═════ Listed entries

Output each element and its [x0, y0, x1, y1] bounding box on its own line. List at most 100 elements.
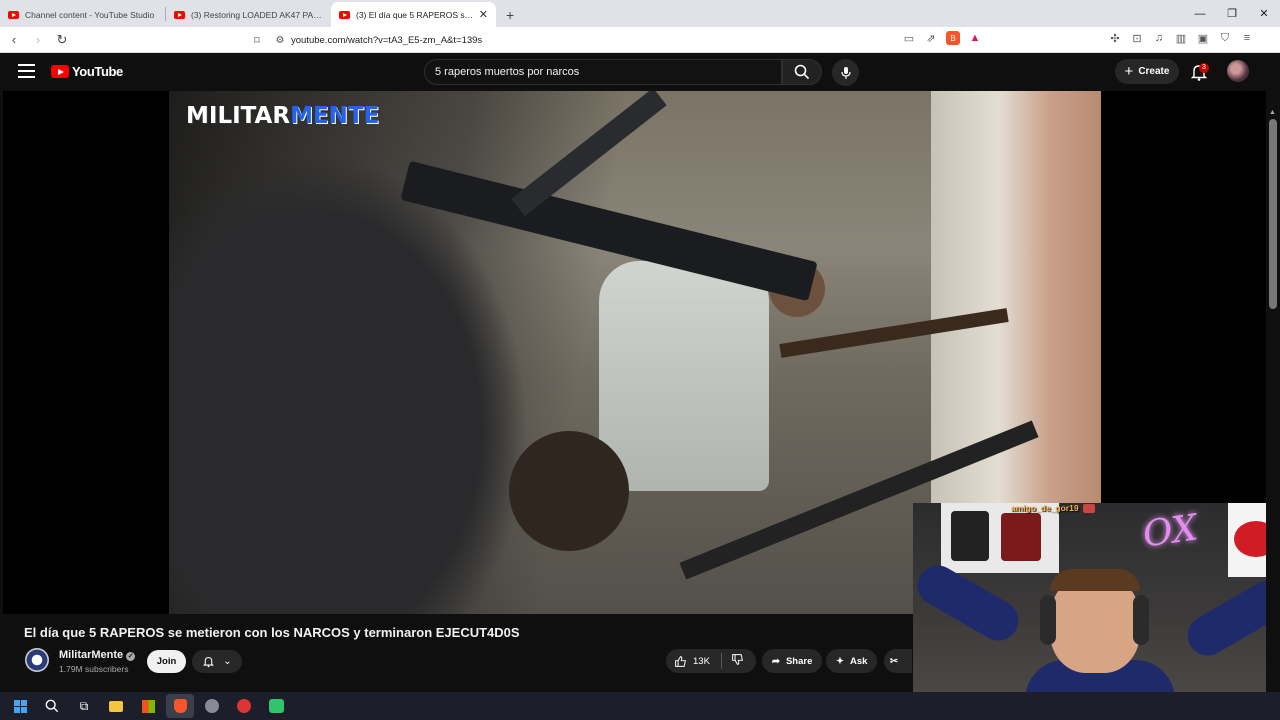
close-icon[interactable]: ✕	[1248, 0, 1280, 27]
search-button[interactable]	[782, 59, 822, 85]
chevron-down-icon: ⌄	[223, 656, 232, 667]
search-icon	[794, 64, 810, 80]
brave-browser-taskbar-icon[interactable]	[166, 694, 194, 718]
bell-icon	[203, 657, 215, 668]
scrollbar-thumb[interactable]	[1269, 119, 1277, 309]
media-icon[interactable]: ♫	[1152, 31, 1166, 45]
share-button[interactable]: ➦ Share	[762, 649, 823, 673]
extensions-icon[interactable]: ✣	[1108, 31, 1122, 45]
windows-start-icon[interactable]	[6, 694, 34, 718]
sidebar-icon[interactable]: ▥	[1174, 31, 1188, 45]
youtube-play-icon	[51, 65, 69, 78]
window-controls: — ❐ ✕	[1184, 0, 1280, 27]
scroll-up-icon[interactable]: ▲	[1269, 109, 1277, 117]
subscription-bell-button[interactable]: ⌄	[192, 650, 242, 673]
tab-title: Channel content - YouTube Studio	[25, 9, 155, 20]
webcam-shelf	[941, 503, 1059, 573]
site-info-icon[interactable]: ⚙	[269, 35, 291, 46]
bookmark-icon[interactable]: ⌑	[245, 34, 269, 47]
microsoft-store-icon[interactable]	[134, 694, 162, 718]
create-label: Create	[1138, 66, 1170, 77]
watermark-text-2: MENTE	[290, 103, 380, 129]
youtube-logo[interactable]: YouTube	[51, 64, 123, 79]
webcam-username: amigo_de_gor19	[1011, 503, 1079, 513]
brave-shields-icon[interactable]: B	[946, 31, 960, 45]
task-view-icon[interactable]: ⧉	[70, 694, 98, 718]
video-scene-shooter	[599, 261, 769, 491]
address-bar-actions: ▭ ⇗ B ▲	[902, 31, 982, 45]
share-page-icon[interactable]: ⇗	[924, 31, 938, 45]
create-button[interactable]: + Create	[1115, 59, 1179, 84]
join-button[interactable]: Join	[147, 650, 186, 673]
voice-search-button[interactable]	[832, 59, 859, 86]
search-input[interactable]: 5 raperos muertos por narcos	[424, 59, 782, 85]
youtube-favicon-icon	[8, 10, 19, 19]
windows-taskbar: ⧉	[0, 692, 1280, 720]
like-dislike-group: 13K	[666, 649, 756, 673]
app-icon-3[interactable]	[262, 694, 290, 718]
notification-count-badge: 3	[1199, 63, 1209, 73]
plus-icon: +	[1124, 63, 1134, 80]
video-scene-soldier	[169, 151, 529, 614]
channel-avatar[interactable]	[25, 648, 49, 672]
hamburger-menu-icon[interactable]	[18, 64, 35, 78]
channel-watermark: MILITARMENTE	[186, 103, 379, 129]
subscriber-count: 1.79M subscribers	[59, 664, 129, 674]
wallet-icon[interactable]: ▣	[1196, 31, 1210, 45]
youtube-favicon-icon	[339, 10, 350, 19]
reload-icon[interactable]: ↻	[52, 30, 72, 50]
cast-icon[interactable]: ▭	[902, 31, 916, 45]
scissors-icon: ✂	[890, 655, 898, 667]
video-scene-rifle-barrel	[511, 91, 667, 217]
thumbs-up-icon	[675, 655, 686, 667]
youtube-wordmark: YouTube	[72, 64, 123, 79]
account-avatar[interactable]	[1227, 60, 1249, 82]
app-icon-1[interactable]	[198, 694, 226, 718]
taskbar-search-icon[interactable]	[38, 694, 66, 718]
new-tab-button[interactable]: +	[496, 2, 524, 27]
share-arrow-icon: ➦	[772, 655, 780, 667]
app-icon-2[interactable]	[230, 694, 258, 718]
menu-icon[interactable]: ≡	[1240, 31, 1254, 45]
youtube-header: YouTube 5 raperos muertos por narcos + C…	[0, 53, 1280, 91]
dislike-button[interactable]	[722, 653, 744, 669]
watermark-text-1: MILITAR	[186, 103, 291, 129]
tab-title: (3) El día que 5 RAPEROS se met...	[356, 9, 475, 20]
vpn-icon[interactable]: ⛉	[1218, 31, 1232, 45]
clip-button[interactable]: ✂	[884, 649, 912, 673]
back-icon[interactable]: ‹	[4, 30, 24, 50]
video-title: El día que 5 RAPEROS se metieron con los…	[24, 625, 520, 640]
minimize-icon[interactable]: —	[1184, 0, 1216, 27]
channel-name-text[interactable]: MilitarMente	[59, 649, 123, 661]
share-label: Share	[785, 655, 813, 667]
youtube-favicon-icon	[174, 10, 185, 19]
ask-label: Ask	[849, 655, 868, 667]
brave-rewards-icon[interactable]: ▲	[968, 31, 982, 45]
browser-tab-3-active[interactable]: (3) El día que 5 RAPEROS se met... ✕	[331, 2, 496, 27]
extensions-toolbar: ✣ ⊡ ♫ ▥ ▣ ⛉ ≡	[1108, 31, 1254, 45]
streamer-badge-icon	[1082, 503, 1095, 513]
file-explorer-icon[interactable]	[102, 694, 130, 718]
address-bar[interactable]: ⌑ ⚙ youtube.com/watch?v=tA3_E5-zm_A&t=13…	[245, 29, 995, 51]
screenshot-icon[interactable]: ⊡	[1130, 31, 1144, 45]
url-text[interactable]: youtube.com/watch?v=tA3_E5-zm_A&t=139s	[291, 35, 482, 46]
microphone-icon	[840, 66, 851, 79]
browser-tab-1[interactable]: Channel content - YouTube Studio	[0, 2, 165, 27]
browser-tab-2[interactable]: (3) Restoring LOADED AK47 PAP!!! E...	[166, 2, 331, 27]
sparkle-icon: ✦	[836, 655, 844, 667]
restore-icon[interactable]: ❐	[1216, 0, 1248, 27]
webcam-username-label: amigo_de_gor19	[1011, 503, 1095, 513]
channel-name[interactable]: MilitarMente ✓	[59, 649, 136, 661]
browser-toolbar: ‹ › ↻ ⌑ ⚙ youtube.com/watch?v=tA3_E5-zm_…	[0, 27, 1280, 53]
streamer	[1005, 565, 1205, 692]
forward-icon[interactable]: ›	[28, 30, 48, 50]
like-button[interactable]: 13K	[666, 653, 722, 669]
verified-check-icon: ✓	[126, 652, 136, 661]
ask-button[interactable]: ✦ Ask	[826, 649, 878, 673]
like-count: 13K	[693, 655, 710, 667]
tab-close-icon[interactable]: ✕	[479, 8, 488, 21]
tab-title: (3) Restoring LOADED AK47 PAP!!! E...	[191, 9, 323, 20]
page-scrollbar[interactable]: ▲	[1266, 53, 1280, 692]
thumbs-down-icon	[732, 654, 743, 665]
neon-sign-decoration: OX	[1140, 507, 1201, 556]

══════════

What the exercise asks:
Find each line in the material that contains the string "create" and copy it out in full. Matching is case-sensitive.

Result below:
create-label: Create	[1138, 66, 1170, 77]
create-button[interactable]: + Create	[1115, 59, 1179, 84]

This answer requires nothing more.